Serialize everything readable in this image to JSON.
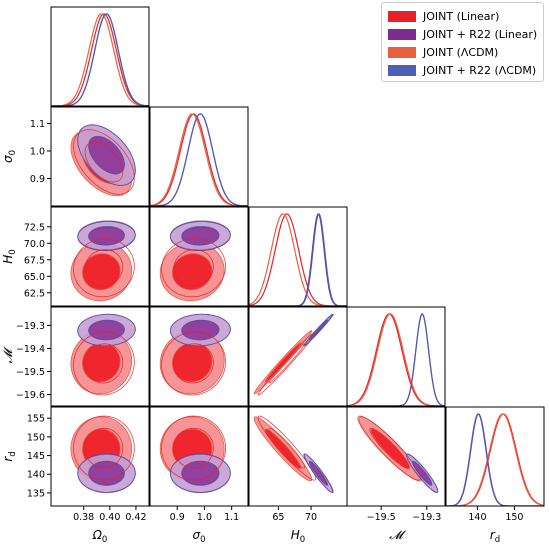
{
  "chart_data": {
    "type": "corner",
    "parameters": [
      {
        "key": "Om",
        "label": "Ω",
        "sub": "0",
        "range": [
          0.355,
          0.43
        ],
        "ticks": [
          0.38,
          0.4,
          0.42
        ],
        "tick_labels": [
          "0.38",
          "0.40",
          "0.42"
        ]
      },
      {
        "key": "s8",
        "label": "σ",
        "sub": "0",
        "range": [
          0.8,
          1.16
        ],
        "ticks": [
          0.9,
          1.0,
          1.1
        ],
        "tick_labels": [
          "0.9",
          "1.0",
          "1.1"
        ]
      },
      {
        "key": "H0",
        "label": "H",
        "sub": "0",
        "range": [
          60.5,
          75.5
        ],
        "ticks": [
          62.5,
          65.0,
          67.5,
          70.0,
          72.5
        ],
        "tick_labels": [
          "62.5",
          "65.0",
          "67.5",
          "70.0",
          "72.5"
        ]
      },
      {
        "key": "M",
        "label": "𝓜",
        "sub": "",
        "range": [
          -19.65,
          -19.22
        ],
        "ticks": [
          -19.6,
          -19.5,
          -19.4,
          -19.3
        ],
        "tick_labels": [
          "−19.6",
          "−19.5",
          "−19.4",
          "−19.3"
        ]
      },
      {
        "key": "rd",
        "label": "r",
        "sub": "d",
        "range": [
          131.5,
          158
        ],
        "ticks": [
          135,
          140,
          145,
          150,
          155
        ],
        "tick_labels": [
          "135",
          "140",
          "145",
          "150",
          "155"
        ]
      }
    ],
    "bottom_ticks": [
      {
        "ticks": [
          0.38,
          0.4,
          0.42
        ],
        "tick_labels": [
          "0.38",
          "0.40",
          "0.42"
        ]
      },
      {
        "ticks": [
          0.9,
          1.0,
          1.1
        ],
        "tick_labels": [
          "0.9",
          "1.0",
          "1.1"
        ]
      },
      {
        "ticks": [
          65,
          70
        ],
        "tick_labels": [
          "65",
          "70"
        ]
      },
      {
        "ticks": [
          -19.5,
          -19.3
        ],
        "tick_labels": [
          "−19.5",
          "−19.3"
        ]
      },
      {
        "ticks": [
          140,
          150
        ],
        "tick_labels": [
          "140",
          "150"
        ]
      }
    ],
    "series": [
      {
        "name": "JOINT (Linear)",
        "color": "#e8202a",
        "fill_inner": "#ee2028",
        "fill_outer": "#f48a8c",
        "filled": false,
        "mean": [
          0.3955,
          0.96,
          66.3,
          -19.465,
          147.0
        ],
        "sd": [
          0.0095,
          0.048,
          1.8,
          0.056,
          3.5
        ],
        "corr": {
          "0-1": -0.5,
          "0-2": 0.05,
          "0-3": 0.05,
          "0-4": 0.0,
          "1-2": 0.05,
          "1-3": 0.05,
          "1-4": 0.0,
          "2-3": 0.99,
          "2-4": -0.95,
          "3-4": -0.93
        }
      },
      {
        "name": "JOINT + R22 (Linear)",
        "color": "#7d2d8e",
        "fill_inner": "#8e3a9a",
        "fill_outer": "#c59ed0",
        "filled": true,
        "mean": [
          0.3975,
          0.985,
          71.1,
          -19.32,
          140.3
        ],
        "sd": [
          0.009,
          0.045,
          0.9,
          0.028,
          2.1
        ],
        "corr": {
          "0-1": -0.5,
          "0-2": 0.05,
          "0-3": 0.05,
          "0-4": 0.0,
          "1-2": 0.05,
          "1-3": 0.05,
          "1-4": 0.0,
          "2-3": 0.99,
          "2-4": -0.95,
          "3-4": -0.93
        }
      },
      {
        "name": "JOINT (ΛCDM)",
        "color": "#e8613f",
        "fill_inner": "#ee2028",
        "fill_outer": "#f48a8c",
        "filled": true,
        "mean": [
          0.3935,
          0.955,
          65.7,
          -19.46,
          146.8
        ],
        "sd": [
          0.0095,
          0.048,
          1.8,
          0.056,
          3.5
        ],
        "corr": {
          "0-1": -0.5,
          "0-2": 0.05,
          "0-3": 0.05,
          "0-4": 0.0,
          "1-2": 0.05,
          "1-3": 0.05,
          "1-4": 0.0,
          "2-3": 0.99,
          "2-4": -0.95,
          "3-4": -0.93
        }
      },
      {
        "name": "JOINT + R22 (ΛCDM)",
        "color": "#4d5fb5",
        "fill_inner": "#4d5fb5",
        "fill_outer": "#9aa5d8",
        "filled": false,
        "mean": [
          0.3975,
          0.985,
          71.2,
          -19.32,
          140.2
        ],
        "sd": [
          0.009,
          0.045,
          0.9,
          0.028,
          2.1
        ],
        "corr": {
          "0-1": -0.5,
          "0-2": 0.05,
          "0-3": 0.05,
          "0-4": 0.0,
          "1-2": 0.05,
          "1-3": 0.05,
          "1-4": 0.0,
          "2-3": 0.99,
          "2-4": -0.95,
          "3-4": -0.93
        }
      }
    ],
    "legend_position": "top-right",
    "grid": false
  },
  "legend": {
    "items": [
      {
        "label": "JOINT (Linear)",
        "color": "#e8202a"
      },
      {
        "label": "JOINT + R22 (Linear)",
        "color": "#7d2d8e"
      },
      {
        "label": "JOINT (ΛCDM)",
        "color": "#e8613f"
      },
      {
        "label": "JOINT + R22 (ΛCDM)",
        "color": "#4d5fb5"
      }
    ]
  }
}
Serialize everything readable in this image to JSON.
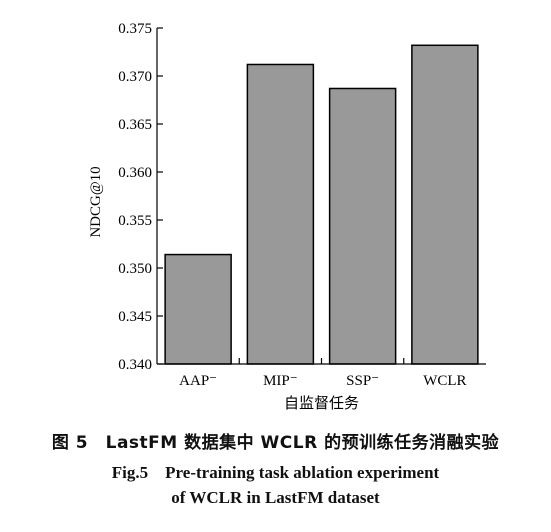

· · ·

The request
Do not copy the pictures, but repeat every line exactly.

Final result
Serialize everything readable in this image to JSON.
{
  "chart_data": {
    "type": "corner",
    "parameters": [
      {
        "key": "Om",
        "label": "Ω",
        "sub": "0",
        "range": [
          0.355,
          0.43
        ],
        "ticks": [
          0.38,
          0.4,
          0.42
        ],
        "tick_labels": [
          "0.38",
          "0.40",
          "0.42"
        ]
      },
      {
        "key": "s8",
        "label": "σ",
        "sub": "0",
        "range": [
          0.8,
          1.16
        ],
        "ticks": [
          0.9,
          1.0,
          1.1
        ],
        "tick_labels": [
          "0.9",
          "1.0",
          "1.1"
        ]
      },
      {
        "key": "H0",
        "label": "H",
        "sub": "0",
        "range": [
          60.5,
          75.5
        ],
        "ticks": [
          62.5,
          65.0,
          67.5,
          70.0,
          72.5
        ],
        "tick_labels": [
          "62.5",
          "65.0",
          "67.5",
          "70.0",
          "72.5"
        ]
      },
      {
        "key": "M",
        "label": "𝓜",
        "sub": "",
        "range": [
          -19.65,
          -19.22
        ],
        "ticks": [
          -19.6,
          -19.5,
          -19.4,
          -19.3
        ],
        "tick_labels": [
          "−19.6",
          "−19.5",
          "−19.4",
          "−19.3"
        ]
      },
      {
        "key": "rd",
        "label": "r",
        "sub": "d",
        "range": [
          131.5,
          158
        ],
        "ticks": [
          135,
          140,
          145,
          150,
          155
        ],
        "tick_labels": [
          "135",
          "140",
          "145",
          "150",
          "155"
        ]
      }
    ],
    "bottom_ticks": [
      {
        "ticks": [
          0.38,
          0.4,
          0.42
        ],
        "tick_labels": [
          "0.38",
          "0.40",
          "0.42"
        ]
      },
      {
        "ticks": [
          0.9,
          1.0,
          1.1
        ],
        "tick_labels": [
          "0.9",
          "1.0",
          "1.1"
        ]
      },
      {
        "ticks": [
          65,
          70
        ],
        "tick_labels": [
          "65",
          "70"
        ]
      },
      {
        "ticks": [
          -19.5,
          -19.3
        ],
        "tick_labels": [
          "−19.5",
          "−19.3"
        ]
      },
      {
        "ticks": [
          140,
          150
        ],
        "tick_labels": [
          "140",
          "150"
        ]
      }
    ],
    "series": [
      {
        "name": "JOINT (Linear)",
        "color": "#e8202a",
        "fill_inner": "#ee2028",
        "fill_outer": "#f48a8c",
        "filled": false,
        "mean": [
          0.3955,
          0.96,
          66.3,
          -19.465,
          147.0
        ],
        "sd": [
          0.0095,
          0.048,
          1.8,
          0.056,
          3.5
        ],
        "corr": {
          "0-1": -0.5,
          "0-2": 0.05,
          "0-3": 0.05,
          "0-4": 0.0,
          "1-2": 0.05,
          "1-3": 0.05,
          "1-4": 0.0,
          "2-3": 0.99,
          "2-4": -0.95,
          "3-4": -0.93
        }
      },
      {
        "name": "JOINT + R22 (Linear)",
        "color": "#7d2d8e",
        "fill_inner": "#8e3a9a",
        "fill_outer": "#c59ed0",
        "filled": true,
        "mean": [
          0.3975,
          0.985,
          71.1,
          -19.32,
          140.3
        ],
        "sd": [
          0.009,
          0.045,
          0.9,
          0.028,
          2.1
        ],
        "corr": {
          "0-1": -0.5,
          "0-2": 0.05,
          "0-3": 0.05,
          "0-4": 0.0,
          "1-2": 0.05,
          "1-3": 0.05,
          "1-4": 0.0,
          "2-3": 0.99,
          "2-4": -0.95,
          "3-4": -0.93
        }
      },
      {
        "name": "JOINT (ΛCDM)",
        "color": "#e8613f",
        "fill_inner": "#ee2028",
        "fill_outer": "#f48a8c",
        "filled": true,
        "mean": [
          0.3935,
          0.955,
          65.7,
          -19.46,
          146.8
        ],
        "sd": [
          0.0095,
          0.048,
          1.8,
          0.056,
          3.5
        ],
        "corr": {
          "0-1": -0.5,
          "0-2": 0.05,
          "0-3": 0.05,
          "0-4": 0.0,
          "1-2": 0.05,
          "1-3": 0.05,
          "1-4": 0.0,
          "2-3": 0.99,
          "2-4": -0.95,
          "3-4": -0.93
        }
      },
      {
        "name": "JOINT + R22 (ΛCDM)",
        "color": "#4d5fb5",
        "fill_inner": "#4d5fb5",
        "fill_outer": "#9aa5d8",
        "filled": false,
        "mean": [
          0.3975,
          0.985,
          71.2,
          -19.32,
          140.2
        ],
        "sd": [
          0.009,
          0.045,
          0.9,
          0.028,
          2.1
        ],
        "corr": {
          "0-1": -0.5,
          "0-2": 0.05,
          "0-3": 0.05,
          "0-4": 0.0,
          "1-2": 0.05,
          "1-3": 0.05,
          "1-4": 0.0,
          "2-3": 0.99,
          "2-4": -0.95,
          "3-4": -0.93
        }
      }
    ],
    "legend_position": "top-right",
    "grid": false
  },
  "legend": {
    "items": [
      {
        "label": "JOINT (Linear)",
        "color": "#e8202a"
      },
      {
        "label": "JOINT + R22 (Linear)",
        "color": "#7d2d8e"
      },
      {
        "label": "JOINT (ΛCDM)",
        "color": "#e8613f"
      },
      {
        "label": "JOINT + R22 (ΛCDM)",
        "color": "#4d5fb5"
      }
    ]
  }
}
Serialize everything readable in this image to JSON.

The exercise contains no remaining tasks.